■ **Aim**: Output all lines exactly, with nothing added or dropped.
--- begin Data in this exercise ---
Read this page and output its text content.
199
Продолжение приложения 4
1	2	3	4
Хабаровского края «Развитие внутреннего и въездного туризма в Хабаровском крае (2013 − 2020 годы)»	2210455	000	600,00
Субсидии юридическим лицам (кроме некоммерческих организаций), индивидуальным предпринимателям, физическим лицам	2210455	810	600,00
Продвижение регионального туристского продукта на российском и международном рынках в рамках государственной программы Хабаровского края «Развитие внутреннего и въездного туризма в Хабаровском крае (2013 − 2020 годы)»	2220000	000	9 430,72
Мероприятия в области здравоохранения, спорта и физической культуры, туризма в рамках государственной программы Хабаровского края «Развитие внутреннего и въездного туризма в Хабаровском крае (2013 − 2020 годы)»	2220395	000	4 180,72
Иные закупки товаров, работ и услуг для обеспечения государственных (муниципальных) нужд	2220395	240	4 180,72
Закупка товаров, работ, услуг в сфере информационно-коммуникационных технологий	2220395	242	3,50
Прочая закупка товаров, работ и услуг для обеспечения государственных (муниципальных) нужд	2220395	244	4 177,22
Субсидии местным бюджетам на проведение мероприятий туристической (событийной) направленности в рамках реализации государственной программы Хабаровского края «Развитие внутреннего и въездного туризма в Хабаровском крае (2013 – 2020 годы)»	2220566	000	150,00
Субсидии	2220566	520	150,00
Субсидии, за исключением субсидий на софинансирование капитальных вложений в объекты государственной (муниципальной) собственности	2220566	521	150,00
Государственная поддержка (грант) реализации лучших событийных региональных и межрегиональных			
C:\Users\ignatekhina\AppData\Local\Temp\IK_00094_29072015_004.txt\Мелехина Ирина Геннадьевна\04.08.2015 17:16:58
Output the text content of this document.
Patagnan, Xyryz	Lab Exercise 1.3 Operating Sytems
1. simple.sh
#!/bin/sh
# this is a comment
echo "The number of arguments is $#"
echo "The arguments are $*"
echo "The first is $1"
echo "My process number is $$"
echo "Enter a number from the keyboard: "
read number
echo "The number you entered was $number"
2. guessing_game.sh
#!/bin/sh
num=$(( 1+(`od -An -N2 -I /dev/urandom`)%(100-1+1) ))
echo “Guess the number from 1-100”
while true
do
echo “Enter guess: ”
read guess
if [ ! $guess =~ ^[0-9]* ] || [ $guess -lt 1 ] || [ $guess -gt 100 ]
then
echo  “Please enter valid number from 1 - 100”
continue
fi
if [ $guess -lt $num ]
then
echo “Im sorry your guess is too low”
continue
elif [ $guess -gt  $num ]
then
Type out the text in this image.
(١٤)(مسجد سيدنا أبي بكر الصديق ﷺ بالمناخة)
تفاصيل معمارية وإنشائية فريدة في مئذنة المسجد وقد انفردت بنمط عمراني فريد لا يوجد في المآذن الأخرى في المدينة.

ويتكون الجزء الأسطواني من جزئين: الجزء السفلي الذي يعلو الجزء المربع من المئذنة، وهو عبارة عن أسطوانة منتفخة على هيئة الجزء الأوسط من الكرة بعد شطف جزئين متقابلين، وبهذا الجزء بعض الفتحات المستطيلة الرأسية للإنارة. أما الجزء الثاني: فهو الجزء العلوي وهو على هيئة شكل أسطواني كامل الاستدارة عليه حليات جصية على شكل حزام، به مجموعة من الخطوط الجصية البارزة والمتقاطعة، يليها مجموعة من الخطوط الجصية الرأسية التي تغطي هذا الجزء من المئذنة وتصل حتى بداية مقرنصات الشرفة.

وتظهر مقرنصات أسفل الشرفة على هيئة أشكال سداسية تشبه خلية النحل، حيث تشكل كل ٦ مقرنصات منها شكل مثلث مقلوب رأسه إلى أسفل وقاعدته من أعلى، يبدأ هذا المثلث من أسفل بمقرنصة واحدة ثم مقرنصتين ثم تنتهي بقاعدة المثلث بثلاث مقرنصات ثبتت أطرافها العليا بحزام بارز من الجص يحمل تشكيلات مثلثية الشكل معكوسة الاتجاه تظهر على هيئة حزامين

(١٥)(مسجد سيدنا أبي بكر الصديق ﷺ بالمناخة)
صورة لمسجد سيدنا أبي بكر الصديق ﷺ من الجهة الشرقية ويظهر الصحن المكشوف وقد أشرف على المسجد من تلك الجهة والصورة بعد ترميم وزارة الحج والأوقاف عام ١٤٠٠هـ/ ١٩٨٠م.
--- end Data in this exercise ---
■ **The reply**:
Read this page and output its text content.
199
Продолжение приложения 4
1	2	3	4
Хабаровского края «Развитие внутреннего и въездного туризма в Хабаровском крае (2013 − 2020 годы)»	2210455	000	600,00
Субсидии юридическим лицам (кроме некоммерческих организаций), индивидуальным предпринимателям, физическим лицам	2210455	810	600,00
Продвижение регионального туристского продукта на российском и международном рынках в рамках государственной программы Хабаровского края «Развитие внутреннего и въездного туризма в Хабаровском крае (2013 − 2020 годы)»	2220000	000	9 430,72
Мероприятия в области здравоохранения, спорта и физической культуры, туризма в рамках государственной программы Хабаровского края «Развитие внутреннего и въездного туризма в Хабаровском крае (2013 − 2020 годы)»	2220395	000	4 180,72
Иные закупки товаров, работ и услуг для обеспечения государственных (муниципальных) нужд	2220395	240	4 180,72
Закупка товаров, работ, услуг в сфере информационно-коммуникационных технологий	2220395	242	3,50
Прочая закупка товаров, работ и услуг для обеспечения государственных (муниципальных) нужд	2220395	244	4 177,22
Субсидии местным бюджетам на проведение мероприятий туристической (событийной) направленности в рамках реализации государственной программы Хабаровского края «Развитие внутреннего и въездного туризма в Хабаровском крае (2013 – 2020 годы)»	2220566	000	150,00
Субсидии	2220566	520	150,00
Субсидии, за исключением субсидий на софинансирование капитальных вложений в объекты государственной (муниципальной) собственности	2220566	521	150,00
Государственная поддержка (грант) реализации лучших событийных региональных и межрегиональных			
C:\Users\ignatekhina\AppData\Local\Temp\IK_00094_29072015_004.txt\Мелехина Ирина Геннадьевна\04.08.2015 17:16:58
Output the text content of this document.
Patagnan, Xyryz	Lab Exercise 1.3 Operating Sytems
1. simple.sh
#!/bin/sh
# this is a comment
echo "The number of arguments is $#"
echo "The arguments are $*"
echo "The first is $1"
echo "My process number is $$"
echo "Enter a number from the keyboard: "
read number
echo "The number you entered was $number"
2. guessing_game.sh
#!/bin/sh
num=$(( 1+(`od -An -N2 -I /dev/urandom`)%(100-1+1) ))
echo “Guess the number from 1-100”
while true
do
echo “Enter guess: ”
read guess
if [ ! $guess =~ ^[0-9]* ] || [ $guess -lt 1 ] || [ $guess -gt 100 ]
then
echo  “Please enter valid number from 1 - 100”
continue
fi
if [ $guess -lt $num ]
then
echo “Im sorry your guess is too low”
continue
elif [ $guess -gt  $num ]
then
Type out the text in this image.
(١٤)(مسجد سيدنا أبي بكر الصديق ﷺ بالمناخة)
تفاصيل معمارية وإنشائية فريدة في مئذنة المسجد وقد انفردت بنمط عمراني فريد لا يوجد في المآذن الأخرى في المدينة.

ويتكون الجزء الأسطواني من جزئين: الجزء السفلي الذي يعلو الجزء المربع من المئذنة، وهو عبارة عن أسطوانة منتفخة على هيئة الجزء الأوسط من الكرة بعد شطف جزئين متقابلين، وبهذا الجزء بعض الفتحات المستطيلة الرأسية للإنارة. أما الجزء الثاني: فهو الجزء العلوي وهو على هيئة شكل أسطواني كامل الاستدارة عليه حليات جصية على شكل حزام، به مجموعة من الخطوط الجصية البارزة والمتقاطعة، يليها مجموعة من الخطوط الجصية الرأسية التي تغطي هذا الجزء من المئذنة وتصل حتى بداية مقرنصات الشرفة.

وتظهر مقرنصات أسفل الشرفة على هيئة أشكال سداسية تشبه خلية النحل، حيث تشكل كل ٦ مقرنصات منها شكل مثلث مقلوب رأسه إلى أسفل وقاعدته من أعلى، يبدأ هذا المثلث من أسفل بمقرنصة واحدة ثم مقرنصتين ثم تنتهي بقاعدة المثلث بثلاث مقرنصات ثبتت أطرافها العليا بحزام بارز من الجص يحمل تشكيلات مثلثية الشكل معكوسة الاتجاه تظهر على هيئة حزامين

(١٥)(مسجد سيدنا أبي بكر الصديق ﷺ بالمناخة)
صورة لمسجد سيدنا أبي بكر الصديق ﷺ من الجهة الشرقية ويظهر الصحن المكشوف وقد أشرف على المسجد من تلك الجهة والصورة بعد ترميم وزارة الحج والأوقاف عام ١٤٠٠هـ/ ١٩٨٠م.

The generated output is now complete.